(Collected data)
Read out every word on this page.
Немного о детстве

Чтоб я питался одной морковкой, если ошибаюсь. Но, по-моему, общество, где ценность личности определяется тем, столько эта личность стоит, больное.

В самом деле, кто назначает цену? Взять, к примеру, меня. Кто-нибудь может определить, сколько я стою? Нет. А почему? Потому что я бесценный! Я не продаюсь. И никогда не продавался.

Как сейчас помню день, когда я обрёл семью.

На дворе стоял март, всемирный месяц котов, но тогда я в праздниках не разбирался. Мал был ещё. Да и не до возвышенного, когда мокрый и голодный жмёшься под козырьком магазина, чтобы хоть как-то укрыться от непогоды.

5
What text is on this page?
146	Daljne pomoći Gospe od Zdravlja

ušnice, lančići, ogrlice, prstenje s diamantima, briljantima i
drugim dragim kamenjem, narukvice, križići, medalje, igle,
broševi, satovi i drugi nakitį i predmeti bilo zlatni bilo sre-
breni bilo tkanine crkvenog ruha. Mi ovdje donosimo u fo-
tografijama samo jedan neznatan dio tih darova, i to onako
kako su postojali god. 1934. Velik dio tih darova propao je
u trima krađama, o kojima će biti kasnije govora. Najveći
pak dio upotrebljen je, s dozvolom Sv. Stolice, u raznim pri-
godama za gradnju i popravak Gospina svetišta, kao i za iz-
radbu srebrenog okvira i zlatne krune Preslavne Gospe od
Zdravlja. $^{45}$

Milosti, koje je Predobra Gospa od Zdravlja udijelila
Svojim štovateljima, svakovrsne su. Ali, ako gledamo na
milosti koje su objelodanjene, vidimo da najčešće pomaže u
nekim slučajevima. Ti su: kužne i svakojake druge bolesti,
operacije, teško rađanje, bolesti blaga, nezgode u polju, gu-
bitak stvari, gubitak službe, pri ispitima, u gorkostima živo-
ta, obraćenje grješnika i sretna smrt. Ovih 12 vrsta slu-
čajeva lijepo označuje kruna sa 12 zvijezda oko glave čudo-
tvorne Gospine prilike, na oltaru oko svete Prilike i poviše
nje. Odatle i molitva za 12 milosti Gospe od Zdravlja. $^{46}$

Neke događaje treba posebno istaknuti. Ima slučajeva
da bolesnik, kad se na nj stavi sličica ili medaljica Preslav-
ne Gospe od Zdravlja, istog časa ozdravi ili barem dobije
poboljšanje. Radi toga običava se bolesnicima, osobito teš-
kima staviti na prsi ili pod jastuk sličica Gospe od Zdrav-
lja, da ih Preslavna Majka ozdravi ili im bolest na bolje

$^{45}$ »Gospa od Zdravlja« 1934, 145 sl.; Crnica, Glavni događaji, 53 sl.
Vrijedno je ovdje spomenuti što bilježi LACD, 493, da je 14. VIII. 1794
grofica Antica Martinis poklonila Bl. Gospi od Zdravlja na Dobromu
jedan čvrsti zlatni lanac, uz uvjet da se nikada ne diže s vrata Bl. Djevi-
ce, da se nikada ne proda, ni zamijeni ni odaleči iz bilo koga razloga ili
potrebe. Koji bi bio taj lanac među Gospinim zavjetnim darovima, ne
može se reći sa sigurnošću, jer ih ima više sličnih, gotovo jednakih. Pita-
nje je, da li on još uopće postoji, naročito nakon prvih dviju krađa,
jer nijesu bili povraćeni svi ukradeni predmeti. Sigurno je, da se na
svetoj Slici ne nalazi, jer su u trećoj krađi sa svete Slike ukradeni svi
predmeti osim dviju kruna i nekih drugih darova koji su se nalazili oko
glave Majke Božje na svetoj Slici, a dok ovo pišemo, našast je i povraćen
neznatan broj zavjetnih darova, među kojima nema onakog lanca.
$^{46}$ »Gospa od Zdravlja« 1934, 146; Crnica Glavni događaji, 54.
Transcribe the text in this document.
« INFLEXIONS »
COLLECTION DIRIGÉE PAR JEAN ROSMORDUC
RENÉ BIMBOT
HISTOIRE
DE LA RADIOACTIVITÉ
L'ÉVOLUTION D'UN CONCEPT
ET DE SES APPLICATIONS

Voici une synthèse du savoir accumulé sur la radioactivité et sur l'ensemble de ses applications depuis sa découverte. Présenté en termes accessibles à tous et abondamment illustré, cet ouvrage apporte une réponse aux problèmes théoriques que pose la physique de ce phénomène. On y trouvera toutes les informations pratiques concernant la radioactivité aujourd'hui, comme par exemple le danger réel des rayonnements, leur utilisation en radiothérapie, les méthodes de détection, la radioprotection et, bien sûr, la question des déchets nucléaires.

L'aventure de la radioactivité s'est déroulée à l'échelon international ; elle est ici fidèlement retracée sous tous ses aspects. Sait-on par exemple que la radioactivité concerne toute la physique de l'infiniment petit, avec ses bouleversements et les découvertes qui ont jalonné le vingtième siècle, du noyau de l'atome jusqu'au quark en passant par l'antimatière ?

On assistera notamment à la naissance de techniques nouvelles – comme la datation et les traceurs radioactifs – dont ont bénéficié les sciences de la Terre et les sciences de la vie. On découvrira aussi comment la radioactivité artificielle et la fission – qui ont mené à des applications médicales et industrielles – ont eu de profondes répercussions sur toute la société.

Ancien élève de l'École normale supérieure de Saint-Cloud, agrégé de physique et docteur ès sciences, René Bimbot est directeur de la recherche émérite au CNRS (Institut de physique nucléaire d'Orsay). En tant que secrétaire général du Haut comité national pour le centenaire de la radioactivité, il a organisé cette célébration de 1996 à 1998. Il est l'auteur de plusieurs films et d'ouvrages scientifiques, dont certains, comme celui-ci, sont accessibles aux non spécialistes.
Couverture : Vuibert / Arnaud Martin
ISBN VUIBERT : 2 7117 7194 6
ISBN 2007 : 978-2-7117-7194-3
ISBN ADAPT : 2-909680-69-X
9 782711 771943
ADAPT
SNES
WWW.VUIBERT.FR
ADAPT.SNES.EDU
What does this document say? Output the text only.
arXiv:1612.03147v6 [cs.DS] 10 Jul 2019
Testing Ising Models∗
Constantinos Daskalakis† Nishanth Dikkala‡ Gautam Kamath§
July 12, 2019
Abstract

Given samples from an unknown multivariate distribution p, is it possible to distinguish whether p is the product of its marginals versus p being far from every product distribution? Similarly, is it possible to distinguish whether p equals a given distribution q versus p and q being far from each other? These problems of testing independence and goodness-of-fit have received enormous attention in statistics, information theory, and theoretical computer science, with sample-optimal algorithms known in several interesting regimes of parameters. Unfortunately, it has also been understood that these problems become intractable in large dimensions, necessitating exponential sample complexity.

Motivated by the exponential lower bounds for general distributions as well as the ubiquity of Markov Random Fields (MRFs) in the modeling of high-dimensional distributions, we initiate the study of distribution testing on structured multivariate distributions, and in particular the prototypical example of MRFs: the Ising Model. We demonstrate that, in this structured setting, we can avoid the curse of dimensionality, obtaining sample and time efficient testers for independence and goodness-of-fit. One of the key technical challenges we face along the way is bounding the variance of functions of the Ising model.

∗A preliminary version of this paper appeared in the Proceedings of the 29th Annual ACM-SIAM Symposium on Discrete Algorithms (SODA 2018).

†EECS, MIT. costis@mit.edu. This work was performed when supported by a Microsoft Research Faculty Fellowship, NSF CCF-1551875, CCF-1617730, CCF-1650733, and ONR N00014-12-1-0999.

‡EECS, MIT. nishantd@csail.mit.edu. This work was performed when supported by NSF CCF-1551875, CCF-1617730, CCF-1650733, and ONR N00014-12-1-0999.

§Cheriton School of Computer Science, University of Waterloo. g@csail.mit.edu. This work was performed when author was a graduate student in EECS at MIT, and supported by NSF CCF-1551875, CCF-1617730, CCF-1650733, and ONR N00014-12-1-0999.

### To be done
Gather from the records above every line containing the string "nikada".

### Response
jedan čvrsti zlatni lanac, uz uvjet da se nikada ne diže s vrata Bl. Djevi-
ce, da se nikada ne proda, ni zamijeni ni odaleči iz bilo koga razloga ili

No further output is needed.